**WHAT THE EXERCISE ASKS:** Determine how many lines of the records include "screenshot", and answer with the number alone.

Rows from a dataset
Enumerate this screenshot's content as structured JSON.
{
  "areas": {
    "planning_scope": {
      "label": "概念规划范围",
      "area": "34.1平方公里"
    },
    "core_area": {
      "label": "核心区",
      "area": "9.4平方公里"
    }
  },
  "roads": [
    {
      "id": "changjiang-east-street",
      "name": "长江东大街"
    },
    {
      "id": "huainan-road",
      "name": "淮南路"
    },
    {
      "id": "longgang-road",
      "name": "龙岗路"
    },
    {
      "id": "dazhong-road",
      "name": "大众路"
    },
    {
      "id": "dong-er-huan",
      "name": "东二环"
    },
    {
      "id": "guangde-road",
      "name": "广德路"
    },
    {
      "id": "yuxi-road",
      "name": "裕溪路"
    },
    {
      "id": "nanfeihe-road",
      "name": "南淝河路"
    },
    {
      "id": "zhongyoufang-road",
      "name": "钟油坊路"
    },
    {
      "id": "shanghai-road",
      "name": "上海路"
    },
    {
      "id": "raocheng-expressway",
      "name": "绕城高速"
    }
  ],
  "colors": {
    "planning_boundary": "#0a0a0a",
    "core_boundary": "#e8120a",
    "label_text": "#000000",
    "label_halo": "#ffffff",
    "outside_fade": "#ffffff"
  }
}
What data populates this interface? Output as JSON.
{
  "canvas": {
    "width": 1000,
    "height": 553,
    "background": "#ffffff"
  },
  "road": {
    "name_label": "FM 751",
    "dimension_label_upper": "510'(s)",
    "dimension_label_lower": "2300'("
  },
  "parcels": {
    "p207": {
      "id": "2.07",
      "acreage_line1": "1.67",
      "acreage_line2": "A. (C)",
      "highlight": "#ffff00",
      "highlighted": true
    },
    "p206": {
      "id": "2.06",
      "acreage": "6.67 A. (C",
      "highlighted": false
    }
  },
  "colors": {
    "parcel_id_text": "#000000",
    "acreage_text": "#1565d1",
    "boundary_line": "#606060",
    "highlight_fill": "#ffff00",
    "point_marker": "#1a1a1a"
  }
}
...
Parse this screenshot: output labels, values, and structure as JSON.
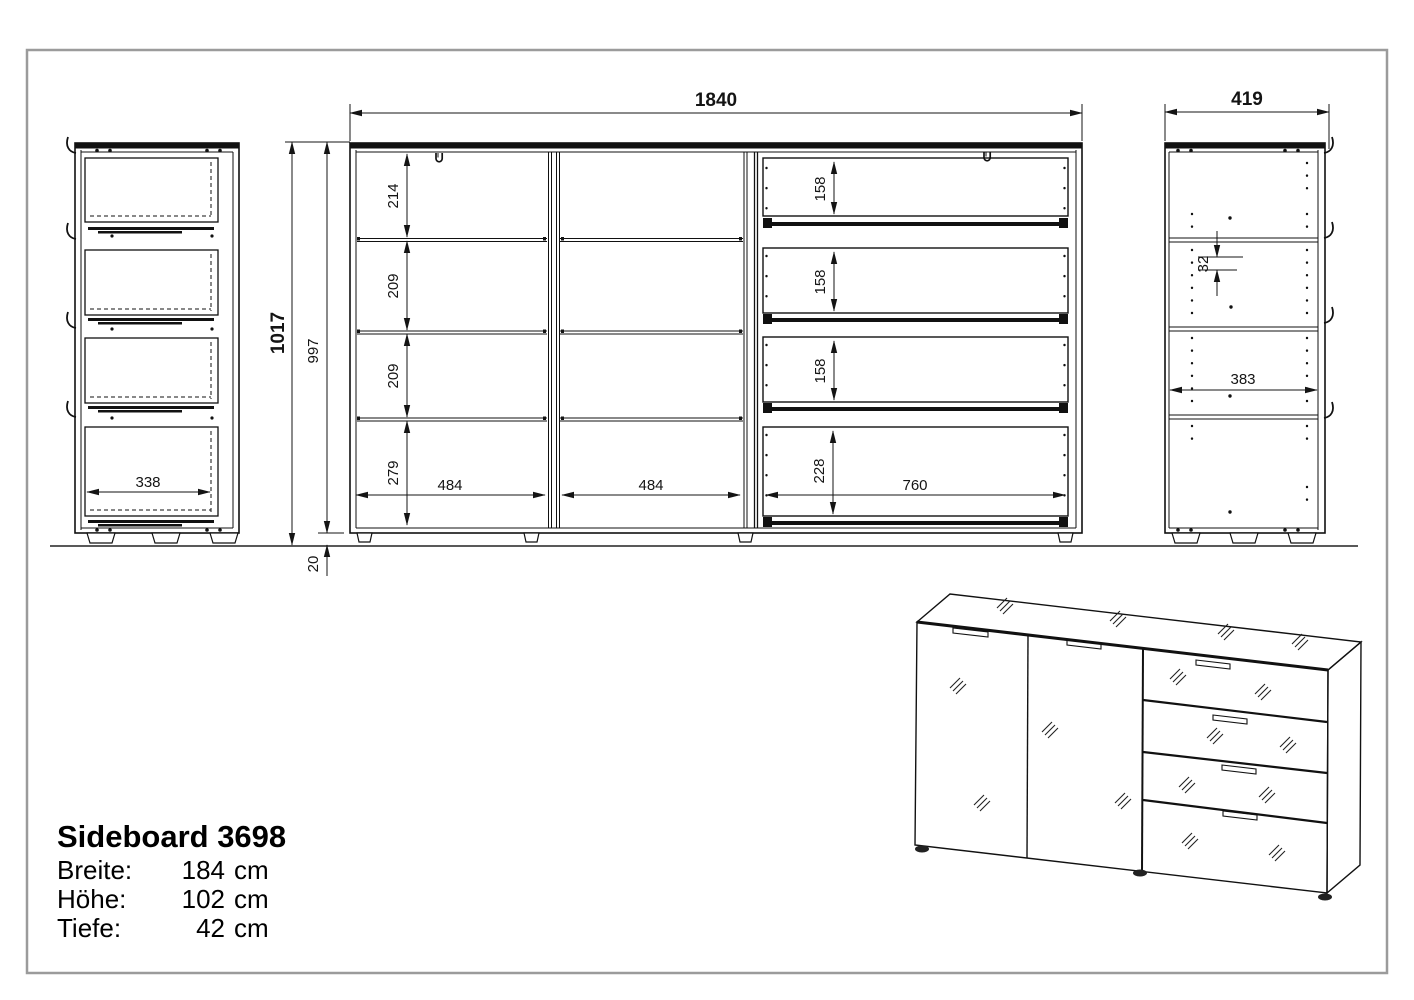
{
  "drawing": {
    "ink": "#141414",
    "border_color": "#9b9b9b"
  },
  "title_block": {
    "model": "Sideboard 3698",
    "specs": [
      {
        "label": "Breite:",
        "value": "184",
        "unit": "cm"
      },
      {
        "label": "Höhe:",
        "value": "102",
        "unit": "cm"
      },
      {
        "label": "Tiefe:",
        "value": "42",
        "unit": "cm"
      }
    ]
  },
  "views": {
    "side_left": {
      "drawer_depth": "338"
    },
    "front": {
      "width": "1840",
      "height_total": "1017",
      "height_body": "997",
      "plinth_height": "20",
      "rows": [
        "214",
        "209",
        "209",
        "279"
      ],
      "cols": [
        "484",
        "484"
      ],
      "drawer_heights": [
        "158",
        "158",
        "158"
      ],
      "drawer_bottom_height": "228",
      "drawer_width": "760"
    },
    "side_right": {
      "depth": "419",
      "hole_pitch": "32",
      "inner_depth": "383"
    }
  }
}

**TASK RESULT:** 2